▶ _Written problem_: Return only the number of lines holding the word "values".

* Start Records for this task *

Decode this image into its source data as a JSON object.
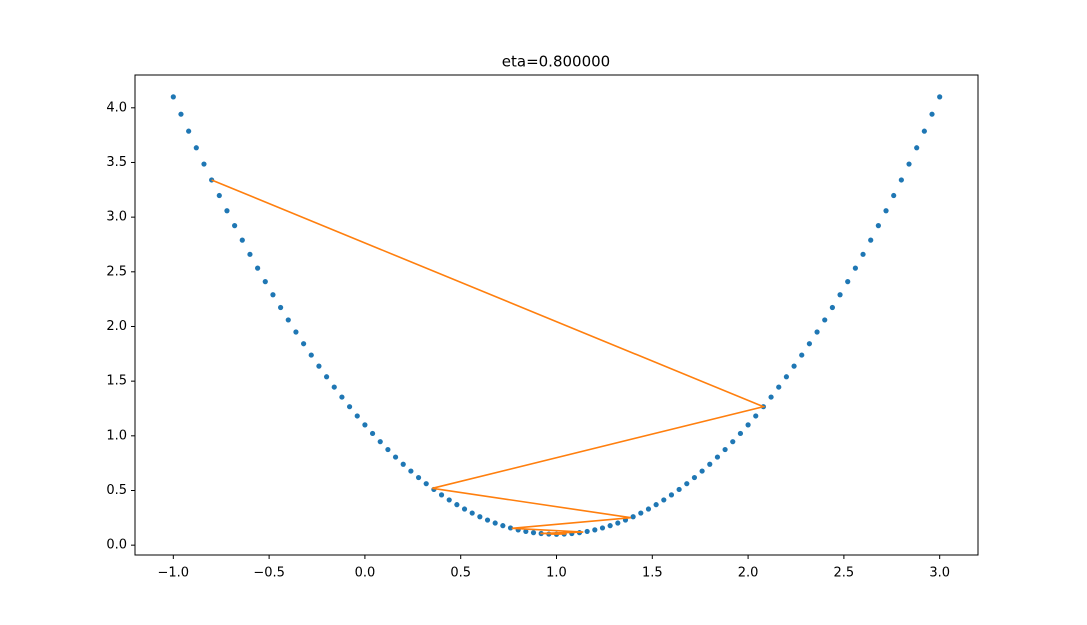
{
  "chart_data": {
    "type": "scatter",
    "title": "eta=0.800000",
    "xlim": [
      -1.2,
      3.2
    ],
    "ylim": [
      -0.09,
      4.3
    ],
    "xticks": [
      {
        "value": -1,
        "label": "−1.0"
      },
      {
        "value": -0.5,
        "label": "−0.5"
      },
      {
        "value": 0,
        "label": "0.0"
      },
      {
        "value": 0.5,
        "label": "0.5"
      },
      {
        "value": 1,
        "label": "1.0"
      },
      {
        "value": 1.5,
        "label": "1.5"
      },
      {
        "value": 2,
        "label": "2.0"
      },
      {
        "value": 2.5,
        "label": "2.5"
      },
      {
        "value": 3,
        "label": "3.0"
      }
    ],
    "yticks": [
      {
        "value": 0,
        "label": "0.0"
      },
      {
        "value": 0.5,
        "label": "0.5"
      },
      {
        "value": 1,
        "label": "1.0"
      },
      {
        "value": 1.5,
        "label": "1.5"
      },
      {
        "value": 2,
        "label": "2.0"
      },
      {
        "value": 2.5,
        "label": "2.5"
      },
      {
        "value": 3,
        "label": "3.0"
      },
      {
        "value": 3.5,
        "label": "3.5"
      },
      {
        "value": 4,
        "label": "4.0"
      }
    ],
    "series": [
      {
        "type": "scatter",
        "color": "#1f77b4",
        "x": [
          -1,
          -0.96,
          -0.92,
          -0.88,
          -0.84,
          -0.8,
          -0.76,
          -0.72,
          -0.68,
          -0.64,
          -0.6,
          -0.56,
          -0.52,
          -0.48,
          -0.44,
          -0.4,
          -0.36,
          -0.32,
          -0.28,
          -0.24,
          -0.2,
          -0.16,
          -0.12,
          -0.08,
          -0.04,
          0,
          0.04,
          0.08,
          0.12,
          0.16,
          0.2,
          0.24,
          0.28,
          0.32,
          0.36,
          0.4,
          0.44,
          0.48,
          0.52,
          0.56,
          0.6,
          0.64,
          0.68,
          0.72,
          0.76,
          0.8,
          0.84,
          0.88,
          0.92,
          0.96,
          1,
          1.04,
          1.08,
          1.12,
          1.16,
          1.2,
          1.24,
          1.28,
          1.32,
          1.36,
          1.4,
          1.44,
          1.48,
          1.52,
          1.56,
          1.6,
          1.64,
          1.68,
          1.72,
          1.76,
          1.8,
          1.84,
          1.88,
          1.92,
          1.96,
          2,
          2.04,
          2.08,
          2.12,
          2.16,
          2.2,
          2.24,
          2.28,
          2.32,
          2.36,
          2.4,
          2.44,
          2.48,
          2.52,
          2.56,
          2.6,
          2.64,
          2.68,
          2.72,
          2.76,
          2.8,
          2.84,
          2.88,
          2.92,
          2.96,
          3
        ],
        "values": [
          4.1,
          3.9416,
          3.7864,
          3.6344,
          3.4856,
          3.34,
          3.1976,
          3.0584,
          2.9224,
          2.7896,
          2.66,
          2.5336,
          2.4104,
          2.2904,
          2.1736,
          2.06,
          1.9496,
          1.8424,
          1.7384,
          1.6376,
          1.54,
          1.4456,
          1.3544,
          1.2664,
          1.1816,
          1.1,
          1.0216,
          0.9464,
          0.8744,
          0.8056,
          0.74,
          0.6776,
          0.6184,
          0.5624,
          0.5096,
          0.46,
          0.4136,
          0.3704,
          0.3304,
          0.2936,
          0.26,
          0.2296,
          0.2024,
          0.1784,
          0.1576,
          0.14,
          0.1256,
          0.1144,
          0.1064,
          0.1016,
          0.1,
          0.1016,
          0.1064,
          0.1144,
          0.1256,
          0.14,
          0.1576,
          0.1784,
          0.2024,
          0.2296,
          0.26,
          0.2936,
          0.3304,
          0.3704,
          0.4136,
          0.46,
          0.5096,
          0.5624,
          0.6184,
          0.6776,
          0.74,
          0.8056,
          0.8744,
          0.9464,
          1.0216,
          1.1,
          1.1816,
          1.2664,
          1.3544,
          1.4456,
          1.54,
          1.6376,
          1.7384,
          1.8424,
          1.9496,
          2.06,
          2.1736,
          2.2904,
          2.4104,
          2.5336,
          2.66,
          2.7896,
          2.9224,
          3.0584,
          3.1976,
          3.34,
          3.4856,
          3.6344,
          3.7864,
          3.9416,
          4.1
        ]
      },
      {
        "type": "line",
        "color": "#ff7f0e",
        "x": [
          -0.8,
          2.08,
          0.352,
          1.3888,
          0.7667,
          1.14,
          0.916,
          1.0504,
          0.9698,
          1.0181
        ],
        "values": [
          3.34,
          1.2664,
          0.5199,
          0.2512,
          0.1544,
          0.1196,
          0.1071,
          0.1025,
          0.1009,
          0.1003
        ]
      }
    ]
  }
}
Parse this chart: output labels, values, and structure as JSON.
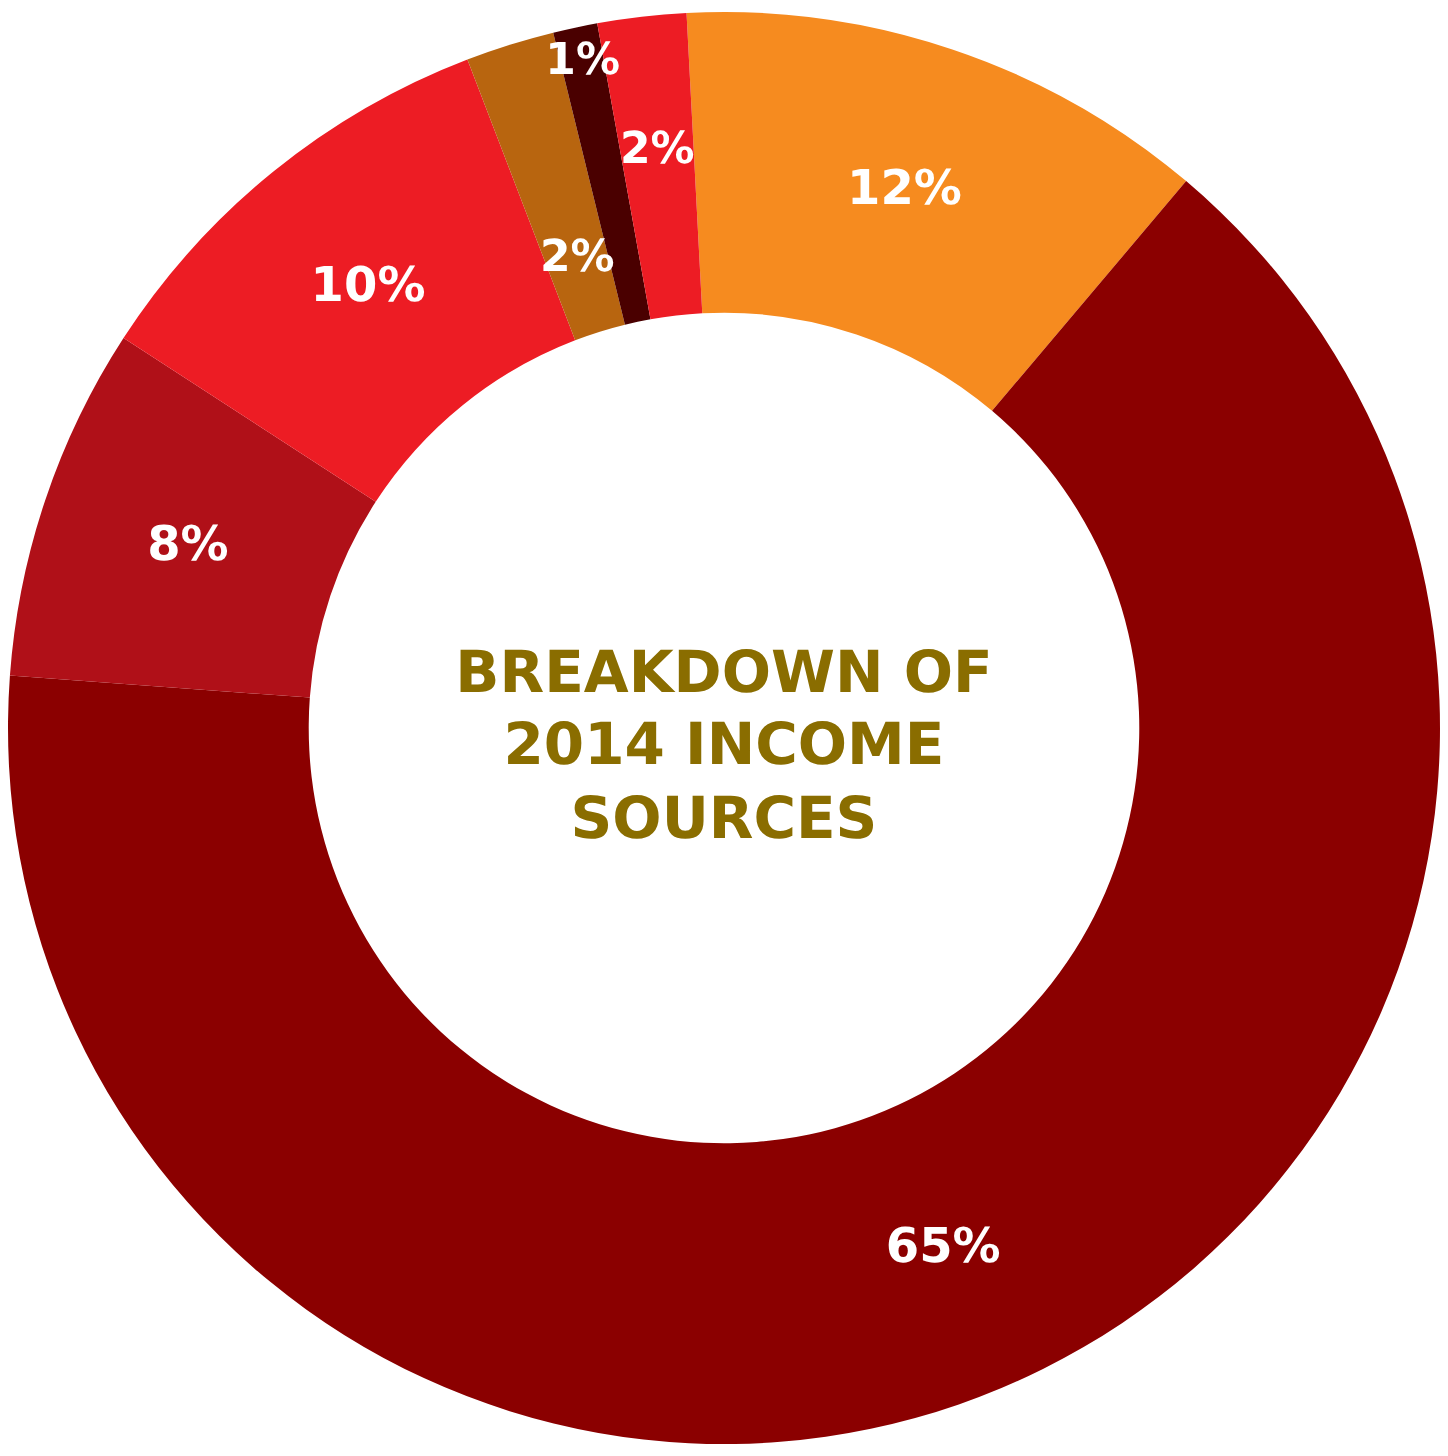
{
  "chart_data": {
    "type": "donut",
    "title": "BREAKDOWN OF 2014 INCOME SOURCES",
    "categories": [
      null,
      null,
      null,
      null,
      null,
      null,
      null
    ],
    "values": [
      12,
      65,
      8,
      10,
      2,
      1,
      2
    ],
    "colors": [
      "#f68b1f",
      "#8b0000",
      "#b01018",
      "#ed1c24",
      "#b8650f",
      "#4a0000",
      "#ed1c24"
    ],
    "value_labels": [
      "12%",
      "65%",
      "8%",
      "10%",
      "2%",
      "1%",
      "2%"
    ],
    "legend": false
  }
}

* End Records for this task *

▶ _Output of the exercise_: 4